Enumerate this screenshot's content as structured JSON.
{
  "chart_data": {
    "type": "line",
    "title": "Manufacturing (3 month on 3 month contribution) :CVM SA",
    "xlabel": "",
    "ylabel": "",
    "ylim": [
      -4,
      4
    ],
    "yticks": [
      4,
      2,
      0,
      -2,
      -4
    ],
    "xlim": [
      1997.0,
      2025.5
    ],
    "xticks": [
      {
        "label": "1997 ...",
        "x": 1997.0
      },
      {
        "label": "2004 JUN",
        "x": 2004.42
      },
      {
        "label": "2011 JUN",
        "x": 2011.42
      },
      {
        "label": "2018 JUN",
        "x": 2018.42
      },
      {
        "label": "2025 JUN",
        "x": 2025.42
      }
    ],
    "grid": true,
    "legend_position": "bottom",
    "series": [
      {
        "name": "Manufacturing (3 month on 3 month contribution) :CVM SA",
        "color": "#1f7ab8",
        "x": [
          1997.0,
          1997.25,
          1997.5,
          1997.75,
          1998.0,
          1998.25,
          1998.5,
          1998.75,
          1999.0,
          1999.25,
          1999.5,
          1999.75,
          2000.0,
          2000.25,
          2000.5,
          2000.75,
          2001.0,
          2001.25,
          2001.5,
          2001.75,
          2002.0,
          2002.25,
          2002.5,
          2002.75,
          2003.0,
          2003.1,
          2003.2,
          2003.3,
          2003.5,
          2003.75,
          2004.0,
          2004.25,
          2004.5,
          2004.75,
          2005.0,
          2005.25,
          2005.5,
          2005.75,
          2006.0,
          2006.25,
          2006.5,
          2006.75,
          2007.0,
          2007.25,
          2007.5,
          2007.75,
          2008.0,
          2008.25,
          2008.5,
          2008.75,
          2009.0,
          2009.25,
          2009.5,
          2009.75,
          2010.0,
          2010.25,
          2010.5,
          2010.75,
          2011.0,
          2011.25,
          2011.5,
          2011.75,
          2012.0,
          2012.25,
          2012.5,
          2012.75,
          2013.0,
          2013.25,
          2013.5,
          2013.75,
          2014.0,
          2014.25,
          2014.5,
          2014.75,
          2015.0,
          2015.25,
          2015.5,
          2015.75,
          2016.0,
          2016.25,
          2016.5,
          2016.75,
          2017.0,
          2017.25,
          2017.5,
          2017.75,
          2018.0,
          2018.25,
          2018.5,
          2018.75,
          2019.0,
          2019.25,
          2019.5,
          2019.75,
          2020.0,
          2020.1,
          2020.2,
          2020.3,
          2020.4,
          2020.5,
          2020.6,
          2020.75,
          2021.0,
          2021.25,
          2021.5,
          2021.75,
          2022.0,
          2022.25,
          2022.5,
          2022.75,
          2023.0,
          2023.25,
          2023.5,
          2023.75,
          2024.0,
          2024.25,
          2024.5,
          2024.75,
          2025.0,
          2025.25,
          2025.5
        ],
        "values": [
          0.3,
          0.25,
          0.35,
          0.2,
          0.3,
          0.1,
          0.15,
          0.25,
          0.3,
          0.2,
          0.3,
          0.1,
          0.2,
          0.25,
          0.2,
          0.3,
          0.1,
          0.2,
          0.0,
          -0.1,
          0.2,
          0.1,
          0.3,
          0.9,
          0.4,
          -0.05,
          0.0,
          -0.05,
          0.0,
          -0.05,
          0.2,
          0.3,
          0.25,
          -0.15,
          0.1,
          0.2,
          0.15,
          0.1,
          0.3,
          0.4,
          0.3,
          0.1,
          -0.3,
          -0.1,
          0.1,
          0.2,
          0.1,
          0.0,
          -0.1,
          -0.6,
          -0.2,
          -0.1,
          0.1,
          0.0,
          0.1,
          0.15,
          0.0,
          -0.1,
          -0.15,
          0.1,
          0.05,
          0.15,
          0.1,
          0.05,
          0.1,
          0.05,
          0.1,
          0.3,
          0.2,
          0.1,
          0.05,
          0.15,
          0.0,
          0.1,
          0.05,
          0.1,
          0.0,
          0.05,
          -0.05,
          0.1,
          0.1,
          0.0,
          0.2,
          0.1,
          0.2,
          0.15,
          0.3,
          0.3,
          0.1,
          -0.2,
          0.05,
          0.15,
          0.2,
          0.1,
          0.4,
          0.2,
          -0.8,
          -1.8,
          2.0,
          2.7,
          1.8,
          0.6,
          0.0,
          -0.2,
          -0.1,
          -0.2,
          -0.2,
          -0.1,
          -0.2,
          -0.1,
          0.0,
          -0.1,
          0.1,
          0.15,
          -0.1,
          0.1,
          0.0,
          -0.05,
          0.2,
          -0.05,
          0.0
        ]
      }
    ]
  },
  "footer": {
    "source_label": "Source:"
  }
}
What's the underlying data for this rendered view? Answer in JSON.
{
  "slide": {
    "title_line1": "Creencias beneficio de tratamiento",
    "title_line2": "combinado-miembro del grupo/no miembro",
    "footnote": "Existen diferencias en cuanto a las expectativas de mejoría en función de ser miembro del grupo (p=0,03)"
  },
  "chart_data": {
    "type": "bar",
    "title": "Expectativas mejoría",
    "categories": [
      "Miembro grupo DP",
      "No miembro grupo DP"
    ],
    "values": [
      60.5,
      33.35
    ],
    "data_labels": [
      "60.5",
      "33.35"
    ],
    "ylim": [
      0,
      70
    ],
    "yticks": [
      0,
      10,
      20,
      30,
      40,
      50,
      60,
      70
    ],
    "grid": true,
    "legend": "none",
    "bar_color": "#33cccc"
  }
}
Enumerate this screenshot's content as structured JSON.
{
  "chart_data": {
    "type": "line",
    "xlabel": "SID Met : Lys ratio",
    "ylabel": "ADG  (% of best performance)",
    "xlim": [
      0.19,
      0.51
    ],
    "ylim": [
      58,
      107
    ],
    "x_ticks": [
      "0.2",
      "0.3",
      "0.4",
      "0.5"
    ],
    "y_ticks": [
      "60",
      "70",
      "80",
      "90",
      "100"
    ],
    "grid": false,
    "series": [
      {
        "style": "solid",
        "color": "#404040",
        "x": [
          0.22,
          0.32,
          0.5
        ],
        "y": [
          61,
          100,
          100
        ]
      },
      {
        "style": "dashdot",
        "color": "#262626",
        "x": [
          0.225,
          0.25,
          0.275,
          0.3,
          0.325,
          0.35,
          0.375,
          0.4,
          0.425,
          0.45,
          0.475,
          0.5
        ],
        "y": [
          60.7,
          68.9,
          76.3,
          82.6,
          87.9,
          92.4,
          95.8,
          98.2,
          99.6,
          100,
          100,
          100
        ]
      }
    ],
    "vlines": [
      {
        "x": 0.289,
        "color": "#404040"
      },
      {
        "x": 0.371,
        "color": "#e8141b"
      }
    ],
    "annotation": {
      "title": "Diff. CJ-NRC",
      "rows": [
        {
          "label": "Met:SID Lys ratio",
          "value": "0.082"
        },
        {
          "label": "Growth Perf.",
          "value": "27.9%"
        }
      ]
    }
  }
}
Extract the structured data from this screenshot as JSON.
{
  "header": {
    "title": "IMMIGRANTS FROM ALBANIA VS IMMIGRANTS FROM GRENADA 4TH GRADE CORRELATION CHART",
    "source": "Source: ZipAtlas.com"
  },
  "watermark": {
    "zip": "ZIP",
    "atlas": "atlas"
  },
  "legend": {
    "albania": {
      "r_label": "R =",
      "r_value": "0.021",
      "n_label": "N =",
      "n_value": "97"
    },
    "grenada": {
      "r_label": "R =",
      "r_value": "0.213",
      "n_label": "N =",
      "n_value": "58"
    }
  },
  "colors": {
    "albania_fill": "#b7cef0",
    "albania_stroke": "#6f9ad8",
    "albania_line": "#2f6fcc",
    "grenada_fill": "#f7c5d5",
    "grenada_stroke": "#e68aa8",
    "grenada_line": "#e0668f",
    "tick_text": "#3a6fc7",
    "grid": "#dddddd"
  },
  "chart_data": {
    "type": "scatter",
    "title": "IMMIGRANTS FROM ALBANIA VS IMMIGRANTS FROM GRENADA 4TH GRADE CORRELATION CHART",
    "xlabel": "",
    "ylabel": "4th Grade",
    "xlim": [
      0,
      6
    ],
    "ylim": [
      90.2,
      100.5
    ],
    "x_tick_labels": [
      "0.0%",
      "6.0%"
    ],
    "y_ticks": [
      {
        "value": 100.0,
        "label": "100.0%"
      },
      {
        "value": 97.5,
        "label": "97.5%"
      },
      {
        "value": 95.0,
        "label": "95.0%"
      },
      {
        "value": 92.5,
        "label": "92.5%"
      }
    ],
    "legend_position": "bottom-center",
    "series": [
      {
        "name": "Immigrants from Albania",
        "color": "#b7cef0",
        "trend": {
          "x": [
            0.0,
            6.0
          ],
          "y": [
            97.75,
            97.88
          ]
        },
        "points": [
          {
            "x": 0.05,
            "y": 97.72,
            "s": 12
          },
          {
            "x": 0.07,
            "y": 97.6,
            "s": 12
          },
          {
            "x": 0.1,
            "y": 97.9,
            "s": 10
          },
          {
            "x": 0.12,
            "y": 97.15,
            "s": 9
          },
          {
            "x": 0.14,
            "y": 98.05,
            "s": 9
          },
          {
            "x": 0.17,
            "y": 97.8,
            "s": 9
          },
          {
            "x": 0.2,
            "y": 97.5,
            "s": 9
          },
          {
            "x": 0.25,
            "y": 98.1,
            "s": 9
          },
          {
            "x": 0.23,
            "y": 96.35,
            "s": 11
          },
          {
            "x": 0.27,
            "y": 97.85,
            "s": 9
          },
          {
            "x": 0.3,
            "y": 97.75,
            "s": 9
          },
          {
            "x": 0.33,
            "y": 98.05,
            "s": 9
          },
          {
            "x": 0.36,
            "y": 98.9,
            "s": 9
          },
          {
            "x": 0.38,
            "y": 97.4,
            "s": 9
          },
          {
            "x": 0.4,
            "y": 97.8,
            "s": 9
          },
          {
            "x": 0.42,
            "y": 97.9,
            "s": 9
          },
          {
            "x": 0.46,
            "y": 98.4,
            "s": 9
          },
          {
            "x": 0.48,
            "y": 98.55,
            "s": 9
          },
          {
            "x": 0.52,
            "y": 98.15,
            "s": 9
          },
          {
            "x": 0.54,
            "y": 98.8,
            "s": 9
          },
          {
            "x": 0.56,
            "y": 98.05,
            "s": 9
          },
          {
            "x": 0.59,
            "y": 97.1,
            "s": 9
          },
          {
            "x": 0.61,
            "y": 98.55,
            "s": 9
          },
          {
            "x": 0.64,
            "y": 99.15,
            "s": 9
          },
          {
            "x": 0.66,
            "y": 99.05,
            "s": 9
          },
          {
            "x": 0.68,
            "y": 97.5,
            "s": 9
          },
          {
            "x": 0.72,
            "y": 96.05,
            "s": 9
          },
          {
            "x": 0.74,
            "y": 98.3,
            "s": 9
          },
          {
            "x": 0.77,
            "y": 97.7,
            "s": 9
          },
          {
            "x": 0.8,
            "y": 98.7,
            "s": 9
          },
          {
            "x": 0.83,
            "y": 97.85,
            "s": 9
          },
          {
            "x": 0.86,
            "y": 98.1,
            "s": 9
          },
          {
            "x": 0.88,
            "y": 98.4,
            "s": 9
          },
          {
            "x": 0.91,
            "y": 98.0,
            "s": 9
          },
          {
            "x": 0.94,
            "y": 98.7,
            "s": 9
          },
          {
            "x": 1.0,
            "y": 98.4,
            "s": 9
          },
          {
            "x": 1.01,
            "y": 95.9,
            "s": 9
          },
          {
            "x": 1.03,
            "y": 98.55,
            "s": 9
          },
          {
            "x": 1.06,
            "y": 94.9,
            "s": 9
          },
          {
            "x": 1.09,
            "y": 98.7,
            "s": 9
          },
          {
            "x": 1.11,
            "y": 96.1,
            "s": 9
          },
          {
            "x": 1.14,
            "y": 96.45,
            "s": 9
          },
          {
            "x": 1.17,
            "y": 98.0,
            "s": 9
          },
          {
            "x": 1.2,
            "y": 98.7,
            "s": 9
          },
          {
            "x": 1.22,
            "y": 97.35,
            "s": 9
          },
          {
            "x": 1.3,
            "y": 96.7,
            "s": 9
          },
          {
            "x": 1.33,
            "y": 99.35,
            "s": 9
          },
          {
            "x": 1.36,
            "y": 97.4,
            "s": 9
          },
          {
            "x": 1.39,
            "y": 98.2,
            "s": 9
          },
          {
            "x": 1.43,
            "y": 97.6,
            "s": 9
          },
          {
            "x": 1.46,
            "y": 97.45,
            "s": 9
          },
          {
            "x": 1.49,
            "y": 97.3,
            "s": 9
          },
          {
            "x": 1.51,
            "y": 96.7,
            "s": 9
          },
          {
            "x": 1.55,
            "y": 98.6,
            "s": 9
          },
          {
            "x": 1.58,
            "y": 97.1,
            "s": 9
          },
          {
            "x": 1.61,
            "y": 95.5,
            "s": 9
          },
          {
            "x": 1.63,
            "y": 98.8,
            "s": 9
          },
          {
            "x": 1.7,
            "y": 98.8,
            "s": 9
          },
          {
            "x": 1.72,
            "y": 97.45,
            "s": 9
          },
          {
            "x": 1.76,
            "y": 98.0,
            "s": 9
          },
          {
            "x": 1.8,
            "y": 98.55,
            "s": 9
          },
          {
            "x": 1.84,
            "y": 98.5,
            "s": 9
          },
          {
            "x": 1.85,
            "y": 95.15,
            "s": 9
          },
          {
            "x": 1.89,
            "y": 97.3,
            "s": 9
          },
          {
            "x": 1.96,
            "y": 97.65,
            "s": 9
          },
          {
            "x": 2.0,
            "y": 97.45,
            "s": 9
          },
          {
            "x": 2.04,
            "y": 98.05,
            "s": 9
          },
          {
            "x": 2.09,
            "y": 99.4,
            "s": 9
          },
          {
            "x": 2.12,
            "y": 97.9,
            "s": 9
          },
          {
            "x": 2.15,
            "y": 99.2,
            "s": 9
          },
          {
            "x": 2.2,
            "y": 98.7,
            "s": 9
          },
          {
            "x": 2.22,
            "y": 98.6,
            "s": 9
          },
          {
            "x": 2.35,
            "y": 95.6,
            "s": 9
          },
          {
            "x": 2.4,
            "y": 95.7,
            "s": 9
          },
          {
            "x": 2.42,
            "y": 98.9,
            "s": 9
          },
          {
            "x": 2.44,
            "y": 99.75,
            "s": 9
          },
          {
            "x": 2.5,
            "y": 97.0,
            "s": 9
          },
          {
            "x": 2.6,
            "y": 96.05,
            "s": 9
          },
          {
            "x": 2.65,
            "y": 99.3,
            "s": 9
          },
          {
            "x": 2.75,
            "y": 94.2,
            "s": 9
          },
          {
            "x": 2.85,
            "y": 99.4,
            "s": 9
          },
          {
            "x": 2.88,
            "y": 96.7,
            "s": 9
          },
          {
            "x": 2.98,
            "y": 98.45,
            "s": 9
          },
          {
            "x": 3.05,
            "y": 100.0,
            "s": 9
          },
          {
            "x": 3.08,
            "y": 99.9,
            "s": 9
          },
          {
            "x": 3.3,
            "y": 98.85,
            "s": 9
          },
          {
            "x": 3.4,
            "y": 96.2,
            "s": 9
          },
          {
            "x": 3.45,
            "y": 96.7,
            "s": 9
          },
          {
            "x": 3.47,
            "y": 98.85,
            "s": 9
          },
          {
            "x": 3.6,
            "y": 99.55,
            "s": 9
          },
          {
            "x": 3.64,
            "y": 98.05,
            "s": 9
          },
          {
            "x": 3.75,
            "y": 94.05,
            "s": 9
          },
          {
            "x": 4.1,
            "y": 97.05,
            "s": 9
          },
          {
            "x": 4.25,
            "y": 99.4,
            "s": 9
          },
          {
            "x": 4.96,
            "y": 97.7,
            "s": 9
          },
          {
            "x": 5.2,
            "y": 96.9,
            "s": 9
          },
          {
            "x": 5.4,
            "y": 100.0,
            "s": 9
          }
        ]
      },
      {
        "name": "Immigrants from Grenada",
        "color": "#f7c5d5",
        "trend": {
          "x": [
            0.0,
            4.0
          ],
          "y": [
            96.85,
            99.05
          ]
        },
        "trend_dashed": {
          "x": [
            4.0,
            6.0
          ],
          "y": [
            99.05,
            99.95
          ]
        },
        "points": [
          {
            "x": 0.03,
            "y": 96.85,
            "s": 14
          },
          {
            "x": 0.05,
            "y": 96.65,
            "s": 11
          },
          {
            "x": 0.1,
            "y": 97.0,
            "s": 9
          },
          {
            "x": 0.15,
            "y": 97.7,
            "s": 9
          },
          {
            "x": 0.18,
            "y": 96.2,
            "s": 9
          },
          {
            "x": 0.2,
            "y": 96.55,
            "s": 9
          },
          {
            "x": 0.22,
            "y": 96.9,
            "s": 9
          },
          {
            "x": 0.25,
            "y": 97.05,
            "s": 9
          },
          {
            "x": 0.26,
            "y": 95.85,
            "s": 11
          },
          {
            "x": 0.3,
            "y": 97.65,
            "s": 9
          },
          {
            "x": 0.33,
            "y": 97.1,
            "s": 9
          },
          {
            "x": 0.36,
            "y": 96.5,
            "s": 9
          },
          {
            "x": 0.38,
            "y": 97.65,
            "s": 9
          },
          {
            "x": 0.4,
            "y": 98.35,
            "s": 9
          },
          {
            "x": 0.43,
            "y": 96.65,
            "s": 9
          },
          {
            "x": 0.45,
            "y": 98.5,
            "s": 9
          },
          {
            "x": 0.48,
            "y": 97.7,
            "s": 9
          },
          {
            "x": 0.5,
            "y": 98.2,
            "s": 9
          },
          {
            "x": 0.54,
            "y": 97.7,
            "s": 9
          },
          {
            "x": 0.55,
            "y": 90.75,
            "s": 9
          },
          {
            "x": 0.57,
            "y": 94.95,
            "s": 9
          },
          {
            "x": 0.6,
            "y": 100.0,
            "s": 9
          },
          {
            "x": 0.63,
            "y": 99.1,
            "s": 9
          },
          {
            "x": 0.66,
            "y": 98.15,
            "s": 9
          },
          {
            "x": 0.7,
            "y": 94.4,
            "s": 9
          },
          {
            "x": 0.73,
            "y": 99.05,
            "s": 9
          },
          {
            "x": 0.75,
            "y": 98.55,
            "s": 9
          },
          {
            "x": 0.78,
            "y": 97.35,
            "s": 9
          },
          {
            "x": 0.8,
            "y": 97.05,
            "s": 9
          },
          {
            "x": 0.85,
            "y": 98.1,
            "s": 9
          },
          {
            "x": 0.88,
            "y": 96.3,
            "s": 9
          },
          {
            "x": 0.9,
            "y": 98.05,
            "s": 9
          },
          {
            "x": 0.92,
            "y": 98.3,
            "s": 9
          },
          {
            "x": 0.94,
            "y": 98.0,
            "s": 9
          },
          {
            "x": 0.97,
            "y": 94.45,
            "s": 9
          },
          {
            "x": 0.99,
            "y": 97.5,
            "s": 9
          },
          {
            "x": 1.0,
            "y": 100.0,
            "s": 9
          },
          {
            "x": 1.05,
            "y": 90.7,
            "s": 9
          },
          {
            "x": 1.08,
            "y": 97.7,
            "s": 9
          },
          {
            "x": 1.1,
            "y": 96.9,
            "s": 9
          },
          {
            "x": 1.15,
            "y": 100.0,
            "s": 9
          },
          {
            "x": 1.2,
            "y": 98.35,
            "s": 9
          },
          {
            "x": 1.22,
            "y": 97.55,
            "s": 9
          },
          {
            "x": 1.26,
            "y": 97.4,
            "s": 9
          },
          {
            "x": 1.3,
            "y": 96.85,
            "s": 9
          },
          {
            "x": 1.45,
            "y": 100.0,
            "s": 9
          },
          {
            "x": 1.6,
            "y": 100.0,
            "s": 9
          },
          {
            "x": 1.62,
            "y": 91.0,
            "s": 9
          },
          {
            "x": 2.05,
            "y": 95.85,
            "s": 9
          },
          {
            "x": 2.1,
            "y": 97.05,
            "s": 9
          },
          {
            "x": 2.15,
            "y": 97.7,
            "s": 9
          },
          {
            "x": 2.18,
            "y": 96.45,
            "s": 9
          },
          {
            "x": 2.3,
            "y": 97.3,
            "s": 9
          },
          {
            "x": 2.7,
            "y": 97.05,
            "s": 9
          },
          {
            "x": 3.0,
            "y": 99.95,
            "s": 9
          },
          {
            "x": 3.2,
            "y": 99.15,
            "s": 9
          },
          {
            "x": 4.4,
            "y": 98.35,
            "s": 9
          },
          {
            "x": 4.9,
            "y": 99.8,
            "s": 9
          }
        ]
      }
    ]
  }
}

WRITTEN REQUEST ::
Where a line above holds the string "bottom", show that line.

CORRECT RESULT ::
    "legend_position": "bottom",
    "legend_position": "bottom-center",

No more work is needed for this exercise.